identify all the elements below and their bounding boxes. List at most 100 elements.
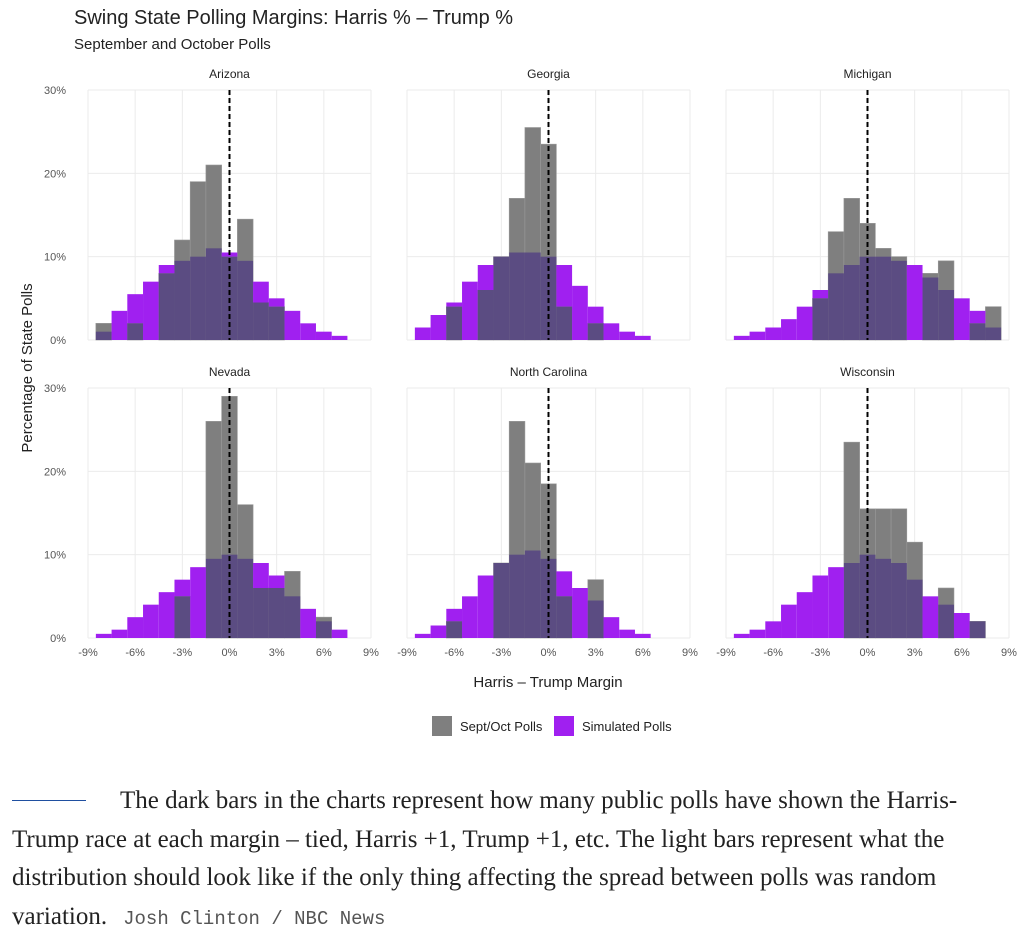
- x-tick-label: 3%: [907, 647, 923, 659]
- simulated-bar: [300, 608, 316, 638]
- overlap-bar: [127, 323, 144, 340]
- simulated-bar: [765, 327, 782, 340]
- overlap-bar: [284, 596, 301, 638]
- overlap-bar: [891, 260, 907, 340]
- simulated-bar: [603, 617, 620, 638]
- facet-panels: Arizona 0% 10% 20% 30% Georgia Michigan Nevada 0…: [44, 67, 1017, 659]
- simulated-bar: [315, 331, 332, 340]
- simulated-bar: [634, 633, 651, 638]
- overlap-bar: [985, 327, 1002, 340]
- x-tick-label: 0%: [860, 647, 876, 659]
- x-tick-label: -3%: [811, 647, 831, 659]
- overlap-bar: [509, 554, 525, 638]
- simulated-bar: [572, 285, 588, 340]
- simulated-bar: [143, 604, 159, 638]
- simulated-bar: [95, 633, 112, 638]
- x-tick-label: -3%: [492, 647, 512, 659]
- simulated-bar: [331, 629, 348, 638]
- overlap-bar: [493, 256, 510, 340]
- x-tick-label: -3%: [173, 647, 193, 659]
- facet-label: Arizona: [209, 67, 250, 81]
- overlap-bar: [843, 563, 860, 638]
- simulated-bar: [781, 319, 797, 340]
- simulated-bar: [446, 608, 463, 622]
- overlap-bar: [828, 273, 844, 340]
- y-tick-label: 0%: [50, 335, 66, 347]
- simulated-bar: [143, 281, 159, 340]
- panel-georgia: Georgia: [406, 67, 691, 341]
- overlap-bar: [237, 558, 254, 638]
- overlap-bar: [205, 248, 222, 340]
- simulated-bar: [733, 633, 750, 638]
- overlap-bar: [969, 621, 986, 638]
- simulated-bar: [749, 331, 766, 340]
- overlap-bar: [190, 256, 206, 340]
- overlap-bar: [477, 290, 494, 340]
- simulated-bar: [969, 310, 986, 324]
- overlap-bar: [524, 252, 541, 340]
- simulated-bar: [462, 281, 478, 340]
- simulated-bar: [906, 265, 923, 340]
- y-tick-label: 20%: [44, 466, 66, 478]
- panel-north-carolina: North Carolina -9% -6% -3% 0% 3% 6% 9%: [397, 365, 698, 659]
- overlap-bar: [446, 306, 463, 340]
- x-tick-label: -9%: [716, 647, 736, 659]
- overlap-bar: [205, 558, 222, 638]
- simulated-bar: [111, 629, 128, 638]
- y-tick-label: 10%: [44, 252, 66, 264]
- figure: Swing State Polling Margins: Harris % – …: [19, 7, 1017, 736]
- overlap-bar: [875, 558, 892, 638]
- caption-text: The dark bars in the charts represent ho…: [12, 787, 958, 930]
- simulated-bar: [127, 617, 144, 638]
- legend: Sept/Oct Polls Simulated Polls: [432, 716, 672, 736]
- caption: The dark bars in the charts represent ho…: [12, 782, 1022, 938]
- overlap-bar: [174, 260, 191, 340]
- x-axis-label: Harris – Trump Margin: [473, 674, 622, 691]
- simulated-bar: [462, 596, 478, 638]
- facet-label: Georgia: [527, 67, 570, 81]
- overlap-bar: [237, 260, 254, 340]
- simulated-bar: [253, 563, 269, 588]
- simulated-bar: [603, 323, 620, 340]
- overlap-bar: [158, 273, 175, 340]
- x-tick-label: -9%: [78, 647, 98, 659]
- overlap-bar: [268, 588, 285, 638]
- simulated-bar: [331, 335, 348, 340]
- caption-credit: Josh Clinton / NBC News: [123, 907, 386, 930]
- legend-label-polls: Sept/Oct Polls: [460, 719, 543, 734]
- simulated-bar: [796, 306, 813, 340]
- simulated-bar: [446, 302, 463, 307]
- y-tick-label: 10%: [44, 550, 66, 562]
- simulated-bar: [556, 571, 573, 597]
- panel-michigan: Michigan: [725, 67, 1010, 341]
- overlap-bar: [174, 596, 191, 638]
- legend-swatch-simulated: [554, 716, 574, 736]
- simulated-bar: [922, 596, 939, 638]
- facet-label: Nevada: [209, 365, 251, 379]
- legend-label-simulated: Simulated Polls: [582, 719, 672, 734]
- panel-arizona: Arizona 0% 10% 20% 30%: [44, 67, 372, 347]
- overlap-bar: [446, 621, 463, 638]
- x-tick-label: 3%: [588, 647, 604, 659]
- simulated-bar: [414, 327, 431, 340]
- panel-wisconsin: Wisconsin -9% -6% -3% 0% 3% 6% 9%: [716, 365, 1017, 659]
- facet-label: Michigan: [843, 67, 891, 81]
- y-tick-label: 0%: [50, 633, 66, 645]
- simulated-bar: [587, 306, 604, 324]
- caption-rule: [12, 799, 86, 801]
- simulated-bar: [556, 265, 573, 307]
- simulated-bar: [158, 592, 175, 638]
- x-tick-label: 0%: [541, 647, 557, 659]
- x-tick-label: 9%: [363, 647, 379, 659]
- simulated-bar: [253, 281, 269, 303]
- overlap-bar: [938, 290, 954, 340]
- simulated-bar: [158, 265, 175, 274]
- overlap-bar: [587, 323, 604, 340]
- overlap-bar: [969, 323, 986, 340]
- simulated-bar: [430, 625, 447, 638]
- y-tick-label: 30%: [44, 85, 66, 97]
- overlap-bar: [938, 604, 954, 638]
- simulated-bar: [127, 294, 144, 324]
- overlap-bar: [875, 256, 892, 340]
- simulated-bar: [619, 331, 635, 340]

____________________

▶ [The task]:
Please rewrite the records with "observed-bar" put in place of every "overlap-bar", keeping everything else the same and leaving out the pictures.

▶ [Full solution]:
identify all the elements below and their bounding boxes. List at most 100 elements.
- x-tick-label: 3%: [907, 647, 923, 659]
- simulated-bar: [300, 608, 316, 638]
- observed-bar: [127, 323, 144, 340]
- simulated-bar: [765, 327, 782, 340]
- observed-bar: [284, 596, 301, 638]
- observed-bar: [891, 260, 907, 340]
- simulated-bar: [603, 617, 620, 638]
- facet-panels: Arizona 0% 10% 20% 30% Georgia Michigan Nevada 0…: [44, 67, 1017, 659]
- simulated-bar: [315, 331, 332, 340]
- simulated-bar: [634, 633, 651, 638]
- observed-bar: [985, 327, 1002, 340]
- x-tick-label: 0%: [860, 647, 876, 659]
- x-tick-label: -3%: [811, 647, 831, 659]
- observed-bar: [509, 554, 525, 638]
- simulated-bar: [572, 285, 588, 340]
- simulated-bar: [143, 604, 159, 638]
- simulated-bar: [95, 633, 112, 638]
- x-tick-label: -3%: [492, 647, 512, 659]
- simulated-bar: [331, 629, 348, 638]
- observed-bar: [493, 256, 510, 340]
- x-tick-label: -3%: [173, 647, 193, 659]
- facet-label: Arizona: [209, 67, 250, 81]
- observed-bar: [843, 563, 860, 638]
- simulated-bar: [781, 319, 797, 340]
- simulated-bar: [446, 608, 463, 622]
- observed-bar: [828, 273, 844, 340]
- y-tick-label: 0%: [50, 335, 66, 347]
- simulated-bar: [143, 281, 159, 340]
- panel-georgia: Georgia: [406, 67, 691, 341]
- observed-bar: [237, 558, 254, 638]
- observed-bar: [205, 248, 222, 340]
- simulated-bar: [733, 633, 750, 638]
- observed-bar: [969, 621, 986, 638]
- simulated-bar: [749, 331, 766, 340]
- observed-bar: [190, 256, 206, 340]
- observed-bar: [477, 290, 494, 340]
- simulated-bar: [969, 310, 986, 324]
- observed-bar: [524, 252, 541, 340]
- simulated-bar: [462, 281, 478, 340]
- simulated-bar: [906, 265, 923, 340]
- y-tick-label: 20%: [44, 466, 66, 478]
- panel-north-carolina: North Carolina -9% -6% -3% 0% 3% 6% 9%: [397, 365, 698, 659]
- observed-bar: [446, 306, 463, 340]
- x-tick-label: -9%: [716, 647, 736, 659]
- observed-bar: [205, 558, 222, 638]
- simulated-bar: [111, 629, 128, 638]
- y-tick-label: 10%: [44, 252, 66, 264]
- figure: Swing State Polling Margins: Harris % – …: [19, 7, 1017, 736]
- observed-bar: [875, 558, 892, 638]
- caption-text: The dark bars in the charts represent ho…: [12, 787, 958, 930]
- simulated-bar: [127, 617, 144, 638]
- legend: Sept/Oct Polls Simulated Polls: [432, 716, 672, 736]
- caption: The dark bars in the charts represent ho…: [12, 782, 1022, 938]
- observed-bar: [174, 260, 191, 340]
- x-axis-label: Harris – Trump Margin: [473, 674, 622, 691]
- simulated-bar: [462, 596, 478, 638]
- facet-label: Georgia: [527, 67, 570, 81]
- observed-bar: [237, 260, 254, 340]
- simulated-bar: [253, 563, 269, 588]
- simulated-bar: [603, 323, 620, 340]
- observed-bar: [158, 273, 175, 340]
- x-tick-label: -9%: [78, 647, 98, 659]
- observed-bar: [268, 588, 285, 638]
- simulated-bar: [331, 335, 348, 340]
- caption-credit: Josh Clinton / NBC News: [123, 907, 386, 930]
- legend-label-polls: Sept/Oct Polls: [460, 719, 543, 734]
- simulated-bar: [796, 306, 813, 340]
- simulated-bar: [446, 302, 463, 307]
- y-tick-label: 10%: [44, 550, 66, 562]
- simulated-bar: [556, 571, 573, 597]
- panel-michigan: Michigan: [725, 67, 1010, 341]
- observed-bar: [174, 596, 191, 638]
- legend-swatch-simulated: [554, 716, 574, 736]
- simulated-bar: [922, 596, 939, 638]
- facet-label: Nevada: [209, 365, 251, 379]
- legend-label-simulated: Simulated Polls: [582, 719, 672, 734]
- panel-arizona: Arizona 0% 10% 20% 30%: [44, 67, 372, 347]
- observed-bar: [446, 621, 463, 638]
- x-tick-label: 3%: [588, 647, 604, 659]
- simulated-bar: [414, 327, 431, 340]
- panel-wisconsin: Wisconsin -9% -6% -3% 0% 3% 6% 9%: [716, 365, 1017, 659]
- facet-label: Michigan: [843, 67, 891, 81]
- y-tick-label: 0%: [50, 633, 66, 645]
- simulated-bar: [587, 306, 604, 324]
- caption-rule: [12, 799, 86, 801]
- simulated-bar: [556, 265, 573, 307]
- simulated-bar: [158, 592, 175, 638]
- x-tick-label: 0%: [541, 647, 557, 659]
- x-tick-label: 9%: [363, 647, 379, 659]
- simulated-bar: [253, 281, 269, 303]
- observed-bar: [938, 290, 954, 340]
- simulated-bar: [158, 265, 175, 274]
- observed-bar: [587, 323, 604, 340]
- observed-bar: [969, 323, 986, 340]
- simulated-bar: [430, 625, 447, 638]
- y-tick-label: 30%: [44, 85, 66, 97]
- observed-bar: [938, 604, 954, 638]
- simulated-bar: [127, 294, 144, 324]
- observed-bar: [875, 256, 892, 340]
- simulated-bar: [619, 331, 635, 340]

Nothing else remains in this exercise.